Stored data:
────────

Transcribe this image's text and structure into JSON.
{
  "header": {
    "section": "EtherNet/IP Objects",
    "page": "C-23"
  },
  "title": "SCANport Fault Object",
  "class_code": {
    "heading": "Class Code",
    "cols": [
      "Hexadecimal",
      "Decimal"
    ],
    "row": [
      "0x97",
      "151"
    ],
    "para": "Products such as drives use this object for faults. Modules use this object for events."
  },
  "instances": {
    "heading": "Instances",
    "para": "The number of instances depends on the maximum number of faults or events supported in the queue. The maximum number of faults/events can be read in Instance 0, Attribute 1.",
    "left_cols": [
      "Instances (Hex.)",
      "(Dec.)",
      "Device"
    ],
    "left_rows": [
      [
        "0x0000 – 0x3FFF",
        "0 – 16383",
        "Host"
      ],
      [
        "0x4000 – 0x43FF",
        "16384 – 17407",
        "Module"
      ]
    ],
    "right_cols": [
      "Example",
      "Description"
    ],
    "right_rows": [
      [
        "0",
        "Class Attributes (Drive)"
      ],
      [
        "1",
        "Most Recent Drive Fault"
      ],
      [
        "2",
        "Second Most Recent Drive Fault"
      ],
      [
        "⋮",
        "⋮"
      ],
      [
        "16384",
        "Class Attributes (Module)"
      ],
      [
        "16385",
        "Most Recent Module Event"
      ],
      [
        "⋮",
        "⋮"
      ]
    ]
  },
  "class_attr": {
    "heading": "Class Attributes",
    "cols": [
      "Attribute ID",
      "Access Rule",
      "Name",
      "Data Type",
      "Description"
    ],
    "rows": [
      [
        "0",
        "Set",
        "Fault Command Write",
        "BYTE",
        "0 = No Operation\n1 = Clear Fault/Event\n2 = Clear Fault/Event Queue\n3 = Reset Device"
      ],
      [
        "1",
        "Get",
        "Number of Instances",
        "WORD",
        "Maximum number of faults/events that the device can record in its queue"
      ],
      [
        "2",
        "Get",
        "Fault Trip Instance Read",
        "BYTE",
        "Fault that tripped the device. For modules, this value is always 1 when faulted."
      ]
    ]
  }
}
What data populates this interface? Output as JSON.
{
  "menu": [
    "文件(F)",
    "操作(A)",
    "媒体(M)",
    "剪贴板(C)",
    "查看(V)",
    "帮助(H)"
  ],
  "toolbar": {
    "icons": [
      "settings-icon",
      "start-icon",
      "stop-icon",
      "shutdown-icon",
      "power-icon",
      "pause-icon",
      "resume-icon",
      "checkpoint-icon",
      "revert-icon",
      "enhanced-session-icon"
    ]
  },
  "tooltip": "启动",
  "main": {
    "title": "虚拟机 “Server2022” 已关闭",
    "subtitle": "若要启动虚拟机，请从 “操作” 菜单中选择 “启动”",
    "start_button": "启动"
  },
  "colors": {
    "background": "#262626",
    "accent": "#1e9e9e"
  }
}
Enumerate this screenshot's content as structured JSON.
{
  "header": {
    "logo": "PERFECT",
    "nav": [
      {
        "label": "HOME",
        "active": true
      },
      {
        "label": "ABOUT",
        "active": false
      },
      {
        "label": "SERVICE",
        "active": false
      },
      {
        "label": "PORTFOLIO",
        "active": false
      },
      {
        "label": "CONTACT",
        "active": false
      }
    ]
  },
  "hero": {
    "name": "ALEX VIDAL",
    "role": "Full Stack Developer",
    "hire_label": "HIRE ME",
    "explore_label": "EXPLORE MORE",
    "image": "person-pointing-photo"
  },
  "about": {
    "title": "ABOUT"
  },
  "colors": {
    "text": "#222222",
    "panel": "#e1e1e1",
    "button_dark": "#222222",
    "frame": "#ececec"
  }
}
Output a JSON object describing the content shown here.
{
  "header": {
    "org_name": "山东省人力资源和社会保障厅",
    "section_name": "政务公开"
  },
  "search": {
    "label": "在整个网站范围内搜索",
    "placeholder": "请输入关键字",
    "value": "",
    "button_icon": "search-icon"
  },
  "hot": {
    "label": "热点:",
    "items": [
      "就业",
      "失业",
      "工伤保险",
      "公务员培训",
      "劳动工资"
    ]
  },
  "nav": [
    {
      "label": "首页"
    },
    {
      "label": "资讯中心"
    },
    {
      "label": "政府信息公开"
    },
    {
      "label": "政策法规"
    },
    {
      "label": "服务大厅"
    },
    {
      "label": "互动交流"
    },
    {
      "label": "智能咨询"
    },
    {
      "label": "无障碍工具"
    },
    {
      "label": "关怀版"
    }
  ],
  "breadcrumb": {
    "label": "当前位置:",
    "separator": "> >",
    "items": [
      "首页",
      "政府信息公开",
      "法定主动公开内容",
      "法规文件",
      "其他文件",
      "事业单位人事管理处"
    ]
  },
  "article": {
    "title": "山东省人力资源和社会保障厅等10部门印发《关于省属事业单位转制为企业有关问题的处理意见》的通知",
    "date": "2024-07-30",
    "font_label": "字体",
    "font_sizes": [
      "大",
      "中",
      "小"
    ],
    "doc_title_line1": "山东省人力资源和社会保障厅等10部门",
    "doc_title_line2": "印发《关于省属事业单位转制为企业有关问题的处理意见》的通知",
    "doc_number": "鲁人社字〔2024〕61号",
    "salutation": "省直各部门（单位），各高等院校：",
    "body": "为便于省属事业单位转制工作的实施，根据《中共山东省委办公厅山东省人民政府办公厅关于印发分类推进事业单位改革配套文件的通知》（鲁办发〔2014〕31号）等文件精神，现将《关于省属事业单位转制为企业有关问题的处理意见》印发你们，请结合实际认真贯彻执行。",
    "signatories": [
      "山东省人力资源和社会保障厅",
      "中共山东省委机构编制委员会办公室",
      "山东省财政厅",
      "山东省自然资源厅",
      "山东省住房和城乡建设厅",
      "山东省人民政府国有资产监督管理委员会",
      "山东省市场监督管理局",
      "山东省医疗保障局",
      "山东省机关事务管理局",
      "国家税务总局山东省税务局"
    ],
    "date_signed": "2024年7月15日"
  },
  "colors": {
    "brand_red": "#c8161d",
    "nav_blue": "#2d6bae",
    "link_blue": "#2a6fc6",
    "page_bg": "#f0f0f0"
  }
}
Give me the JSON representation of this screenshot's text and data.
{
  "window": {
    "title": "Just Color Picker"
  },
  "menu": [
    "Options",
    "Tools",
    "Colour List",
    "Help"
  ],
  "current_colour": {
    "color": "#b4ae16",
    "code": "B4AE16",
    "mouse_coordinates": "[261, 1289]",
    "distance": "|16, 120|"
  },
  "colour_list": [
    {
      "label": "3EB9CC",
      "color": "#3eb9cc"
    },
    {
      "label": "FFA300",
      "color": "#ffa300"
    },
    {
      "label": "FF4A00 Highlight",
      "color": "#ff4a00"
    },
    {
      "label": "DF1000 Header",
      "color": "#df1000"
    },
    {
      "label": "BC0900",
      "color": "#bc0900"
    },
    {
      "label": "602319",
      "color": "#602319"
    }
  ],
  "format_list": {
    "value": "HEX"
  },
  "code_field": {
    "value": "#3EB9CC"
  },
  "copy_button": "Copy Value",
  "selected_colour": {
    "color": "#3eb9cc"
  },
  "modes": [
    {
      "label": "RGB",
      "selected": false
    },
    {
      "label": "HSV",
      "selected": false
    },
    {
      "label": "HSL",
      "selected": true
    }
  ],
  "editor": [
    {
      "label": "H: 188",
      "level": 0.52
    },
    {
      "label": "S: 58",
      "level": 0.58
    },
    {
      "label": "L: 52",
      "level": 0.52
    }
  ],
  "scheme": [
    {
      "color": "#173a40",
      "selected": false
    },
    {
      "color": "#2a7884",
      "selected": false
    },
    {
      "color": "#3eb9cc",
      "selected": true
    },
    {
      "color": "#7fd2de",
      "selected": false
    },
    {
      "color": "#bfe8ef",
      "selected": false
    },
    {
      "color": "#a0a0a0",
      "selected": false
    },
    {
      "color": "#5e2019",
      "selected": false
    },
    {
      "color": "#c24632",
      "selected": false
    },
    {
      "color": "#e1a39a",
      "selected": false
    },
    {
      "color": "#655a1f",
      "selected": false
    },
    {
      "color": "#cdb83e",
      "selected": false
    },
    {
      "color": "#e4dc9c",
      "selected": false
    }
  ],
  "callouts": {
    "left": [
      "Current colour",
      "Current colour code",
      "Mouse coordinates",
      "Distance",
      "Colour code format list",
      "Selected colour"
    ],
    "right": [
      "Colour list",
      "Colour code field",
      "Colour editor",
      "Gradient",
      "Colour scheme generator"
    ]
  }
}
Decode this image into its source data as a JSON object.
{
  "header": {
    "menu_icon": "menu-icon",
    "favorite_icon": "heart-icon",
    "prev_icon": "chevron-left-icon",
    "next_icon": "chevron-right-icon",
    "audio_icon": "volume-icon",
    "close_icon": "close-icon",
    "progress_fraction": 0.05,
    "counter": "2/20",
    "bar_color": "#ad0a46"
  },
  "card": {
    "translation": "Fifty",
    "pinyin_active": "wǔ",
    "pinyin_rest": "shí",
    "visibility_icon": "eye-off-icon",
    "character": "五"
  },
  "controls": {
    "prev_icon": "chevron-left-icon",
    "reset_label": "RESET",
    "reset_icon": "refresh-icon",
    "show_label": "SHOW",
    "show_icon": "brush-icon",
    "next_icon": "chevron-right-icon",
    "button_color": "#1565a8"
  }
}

────────

▶ [Description of the task]:
Give back exactly the lines from the line holding "Decode this image" through the last line of the listing, including both.

▶ [Task output]:
Decode this image into its source data as a JSON object.
{
  "header": {
    "menu_icon": "menu-icon",
    "favorite_icon": "heart-icon",
    "prev_icon": "chevron-left-icon",
    "next_icon": "chevron-right-icon",
    "audio_icon": "volume-icon",
    "close_icon": "close-icon",
    "progress_fraction": 0.05,
    "counter": "2/20",
    "bar_color": "#ad0a46"
  },
  "card": {
    "translation": "Fifty",
    "pinyin_active": "wǔ",
    "pinyin_rest": "shí",
    "visibility_icon": "eye-off-icon",
    "character": "五"
  },
  "controls": {
    "prev_icon": "chevron-left-icon",
    "reset_label": "RESET",
    "reset_icon": "refresh-icon",
    "show_label": "SHOW",
    "show_icon": "brush-icon",
    "next_icon": "chevron-right-icon",
    "button_color": "#1565a8"
  }
}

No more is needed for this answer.